> _YOUR TASK_: Show each line from the listing that includes the word "Global".

> _RECORDS SHOWN_:
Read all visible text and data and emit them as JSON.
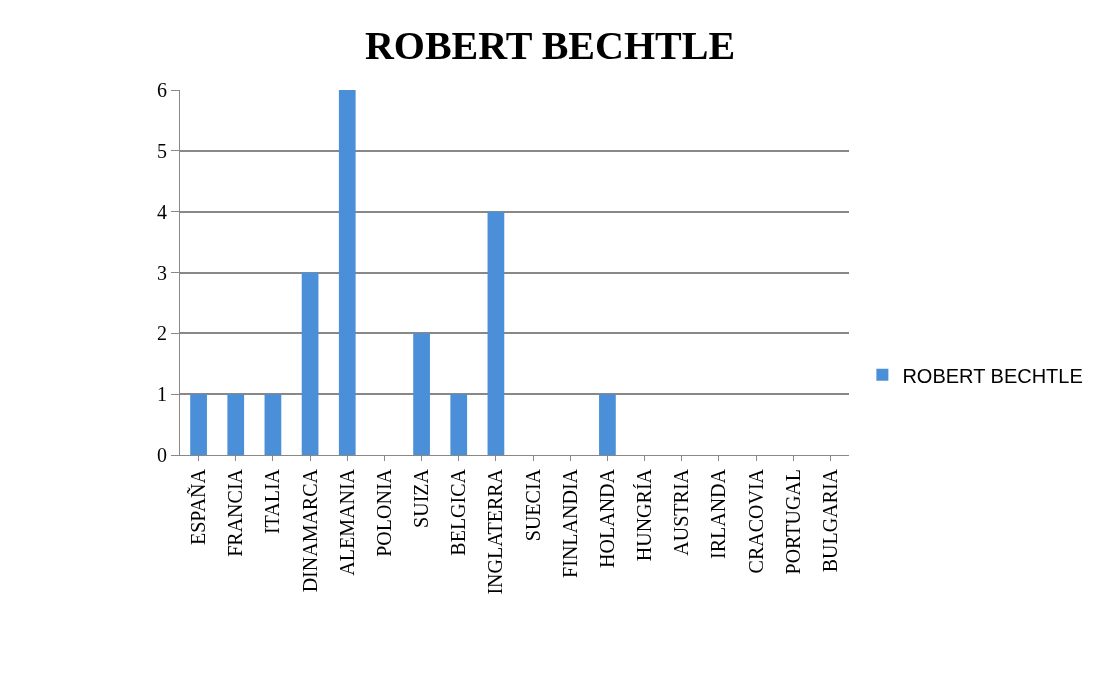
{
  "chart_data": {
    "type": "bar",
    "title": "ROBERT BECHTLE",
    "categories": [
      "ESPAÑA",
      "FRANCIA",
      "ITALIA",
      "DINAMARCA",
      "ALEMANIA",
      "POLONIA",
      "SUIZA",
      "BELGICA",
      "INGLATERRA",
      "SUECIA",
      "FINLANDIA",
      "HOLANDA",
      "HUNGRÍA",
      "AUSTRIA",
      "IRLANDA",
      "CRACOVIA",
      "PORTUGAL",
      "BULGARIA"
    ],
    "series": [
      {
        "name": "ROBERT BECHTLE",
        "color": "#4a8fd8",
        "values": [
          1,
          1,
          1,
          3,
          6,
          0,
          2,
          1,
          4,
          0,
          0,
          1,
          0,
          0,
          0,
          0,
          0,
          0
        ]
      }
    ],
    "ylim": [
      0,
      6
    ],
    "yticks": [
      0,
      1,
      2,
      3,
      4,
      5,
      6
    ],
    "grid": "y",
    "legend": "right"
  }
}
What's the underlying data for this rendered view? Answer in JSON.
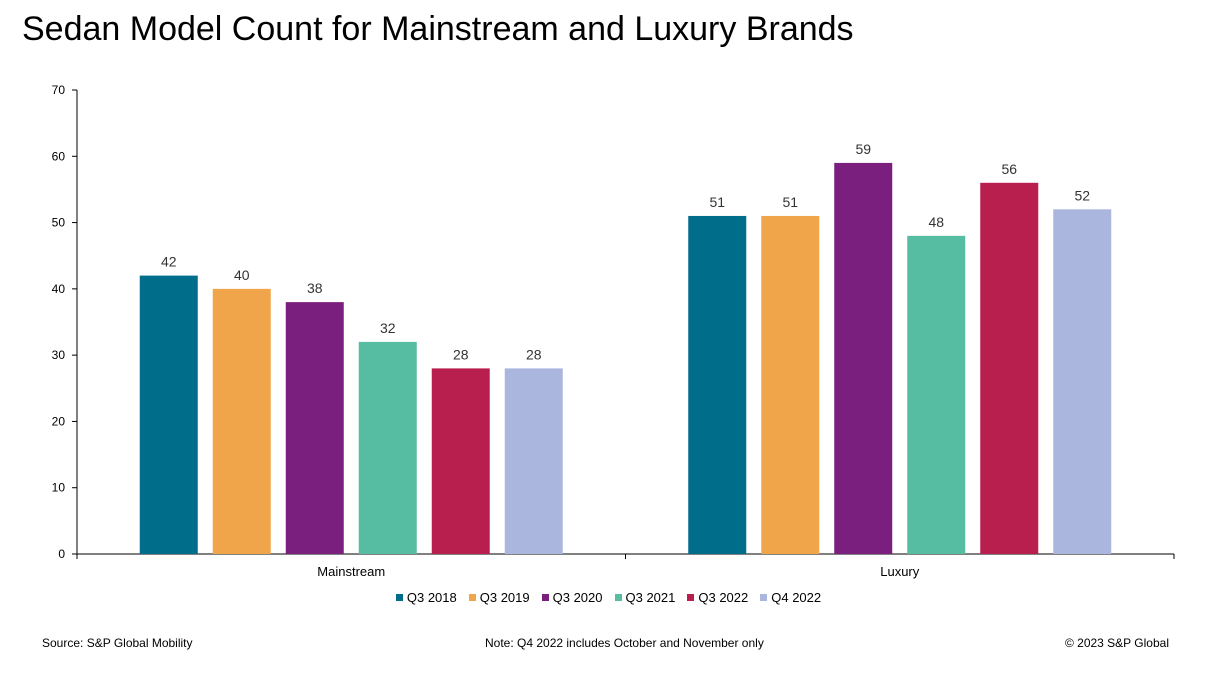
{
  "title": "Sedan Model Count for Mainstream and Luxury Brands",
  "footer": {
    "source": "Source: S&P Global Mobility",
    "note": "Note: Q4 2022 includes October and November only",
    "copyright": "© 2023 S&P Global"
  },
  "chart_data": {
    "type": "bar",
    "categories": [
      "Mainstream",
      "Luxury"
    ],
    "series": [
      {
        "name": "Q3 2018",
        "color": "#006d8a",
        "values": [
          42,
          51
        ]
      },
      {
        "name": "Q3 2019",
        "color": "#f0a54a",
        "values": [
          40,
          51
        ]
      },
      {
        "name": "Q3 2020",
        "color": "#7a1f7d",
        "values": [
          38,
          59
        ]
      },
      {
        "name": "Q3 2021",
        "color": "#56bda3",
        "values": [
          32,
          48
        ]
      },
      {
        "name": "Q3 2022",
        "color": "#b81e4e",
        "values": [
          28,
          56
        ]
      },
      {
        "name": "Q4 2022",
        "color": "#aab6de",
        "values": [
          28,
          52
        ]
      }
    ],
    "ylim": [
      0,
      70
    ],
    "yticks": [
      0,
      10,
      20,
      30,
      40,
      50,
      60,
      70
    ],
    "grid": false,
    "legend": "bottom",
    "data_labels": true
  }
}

> _THE COMPLETED TASK_:
    "source": "Source: S&P Global Mobility",
    "copyright": "© 2023 S&P Global"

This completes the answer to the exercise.